Direction ::
Extract all lines in the data that contain the word "title".

========================================================================

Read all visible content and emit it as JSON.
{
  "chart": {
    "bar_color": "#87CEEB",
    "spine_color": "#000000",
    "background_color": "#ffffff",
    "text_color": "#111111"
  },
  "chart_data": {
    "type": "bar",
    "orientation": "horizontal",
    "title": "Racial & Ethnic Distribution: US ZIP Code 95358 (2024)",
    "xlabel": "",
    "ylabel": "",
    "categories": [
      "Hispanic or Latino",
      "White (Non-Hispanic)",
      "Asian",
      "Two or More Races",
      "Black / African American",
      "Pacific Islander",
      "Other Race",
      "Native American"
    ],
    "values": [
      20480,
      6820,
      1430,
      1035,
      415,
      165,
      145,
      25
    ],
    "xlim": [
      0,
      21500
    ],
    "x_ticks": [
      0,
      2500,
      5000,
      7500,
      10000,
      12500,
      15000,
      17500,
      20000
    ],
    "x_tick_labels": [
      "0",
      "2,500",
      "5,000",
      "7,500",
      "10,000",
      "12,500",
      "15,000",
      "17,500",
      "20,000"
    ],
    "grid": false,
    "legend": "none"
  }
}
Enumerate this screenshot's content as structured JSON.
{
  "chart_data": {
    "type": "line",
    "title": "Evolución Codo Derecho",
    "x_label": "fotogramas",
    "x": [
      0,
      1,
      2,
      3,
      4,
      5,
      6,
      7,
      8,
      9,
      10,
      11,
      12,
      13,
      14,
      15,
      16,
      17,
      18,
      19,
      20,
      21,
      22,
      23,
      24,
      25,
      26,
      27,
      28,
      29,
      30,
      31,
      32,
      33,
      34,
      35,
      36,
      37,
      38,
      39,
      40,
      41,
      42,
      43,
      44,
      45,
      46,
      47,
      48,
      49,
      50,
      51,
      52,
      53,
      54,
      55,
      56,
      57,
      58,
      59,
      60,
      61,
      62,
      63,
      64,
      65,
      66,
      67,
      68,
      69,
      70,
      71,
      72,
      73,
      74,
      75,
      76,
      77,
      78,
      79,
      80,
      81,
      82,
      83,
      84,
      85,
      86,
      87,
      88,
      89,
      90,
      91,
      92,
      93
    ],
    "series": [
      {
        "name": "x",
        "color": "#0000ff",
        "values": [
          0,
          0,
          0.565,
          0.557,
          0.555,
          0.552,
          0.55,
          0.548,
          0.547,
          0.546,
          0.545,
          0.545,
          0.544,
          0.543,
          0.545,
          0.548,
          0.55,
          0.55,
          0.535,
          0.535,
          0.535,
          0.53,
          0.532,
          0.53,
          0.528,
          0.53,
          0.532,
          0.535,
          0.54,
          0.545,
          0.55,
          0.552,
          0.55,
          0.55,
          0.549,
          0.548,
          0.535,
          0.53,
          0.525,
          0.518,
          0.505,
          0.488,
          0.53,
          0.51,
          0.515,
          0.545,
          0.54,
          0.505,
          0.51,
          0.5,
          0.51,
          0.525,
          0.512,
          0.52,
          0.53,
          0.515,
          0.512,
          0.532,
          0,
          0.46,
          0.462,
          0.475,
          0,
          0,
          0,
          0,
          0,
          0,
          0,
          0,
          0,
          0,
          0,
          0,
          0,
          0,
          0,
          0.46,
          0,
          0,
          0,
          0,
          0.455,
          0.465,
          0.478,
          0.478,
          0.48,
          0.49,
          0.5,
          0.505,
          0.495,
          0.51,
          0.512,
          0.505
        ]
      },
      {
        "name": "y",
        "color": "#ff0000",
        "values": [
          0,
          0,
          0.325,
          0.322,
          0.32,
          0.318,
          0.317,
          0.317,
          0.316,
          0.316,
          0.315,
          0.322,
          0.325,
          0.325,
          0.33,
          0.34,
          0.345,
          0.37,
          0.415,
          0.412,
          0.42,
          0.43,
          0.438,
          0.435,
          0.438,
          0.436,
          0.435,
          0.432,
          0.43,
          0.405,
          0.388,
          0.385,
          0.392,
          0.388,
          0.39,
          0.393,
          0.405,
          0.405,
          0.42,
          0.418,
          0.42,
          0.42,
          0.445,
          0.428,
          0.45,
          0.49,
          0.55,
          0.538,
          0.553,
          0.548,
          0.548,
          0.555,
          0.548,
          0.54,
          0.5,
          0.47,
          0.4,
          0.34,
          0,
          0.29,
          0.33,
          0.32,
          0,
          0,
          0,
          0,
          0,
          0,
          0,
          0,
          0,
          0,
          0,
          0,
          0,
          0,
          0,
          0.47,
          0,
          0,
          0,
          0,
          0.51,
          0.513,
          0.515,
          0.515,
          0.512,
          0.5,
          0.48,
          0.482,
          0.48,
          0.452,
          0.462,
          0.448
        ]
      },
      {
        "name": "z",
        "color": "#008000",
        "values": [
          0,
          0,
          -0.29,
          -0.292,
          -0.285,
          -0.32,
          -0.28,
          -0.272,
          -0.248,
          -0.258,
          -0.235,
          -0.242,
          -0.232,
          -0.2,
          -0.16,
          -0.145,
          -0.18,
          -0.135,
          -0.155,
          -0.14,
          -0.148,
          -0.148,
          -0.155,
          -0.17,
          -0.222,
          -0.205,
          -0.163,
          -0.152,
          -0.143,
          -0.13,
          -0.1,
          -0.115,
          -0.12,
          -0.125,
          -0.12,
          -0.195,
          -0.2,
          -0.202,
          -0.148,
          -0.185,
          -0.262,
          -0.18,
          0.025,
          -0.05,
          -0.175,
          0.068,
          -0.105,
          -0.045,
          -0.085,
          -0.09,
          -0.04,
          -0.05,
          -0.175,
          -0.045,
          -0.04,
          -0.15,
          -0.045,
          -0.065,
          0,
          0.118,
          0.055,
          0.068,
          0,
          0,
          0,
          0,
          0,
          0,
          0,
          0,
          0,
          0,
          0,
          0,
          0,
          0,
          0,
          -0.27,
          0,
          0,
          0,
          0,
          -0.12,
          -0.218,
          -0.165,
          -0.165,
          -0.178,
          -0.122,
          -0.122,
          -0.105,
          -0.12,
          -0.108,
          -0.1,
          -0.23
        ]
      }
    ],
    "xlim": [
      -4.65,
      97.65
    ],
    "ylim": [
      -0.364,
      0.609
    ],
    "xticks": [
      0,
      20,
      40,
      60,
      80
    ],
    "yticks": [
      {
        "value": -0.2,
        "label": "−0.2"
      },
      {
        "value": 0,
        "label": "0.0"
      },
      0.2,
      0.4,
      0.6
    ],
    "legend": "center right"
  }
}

========================================================================

Output for this exercise ::
    "title": "Racial & Ethnic Distribution: US ZIP Code 95358 (2024)",
    "title": "Evolución Codo Derecho",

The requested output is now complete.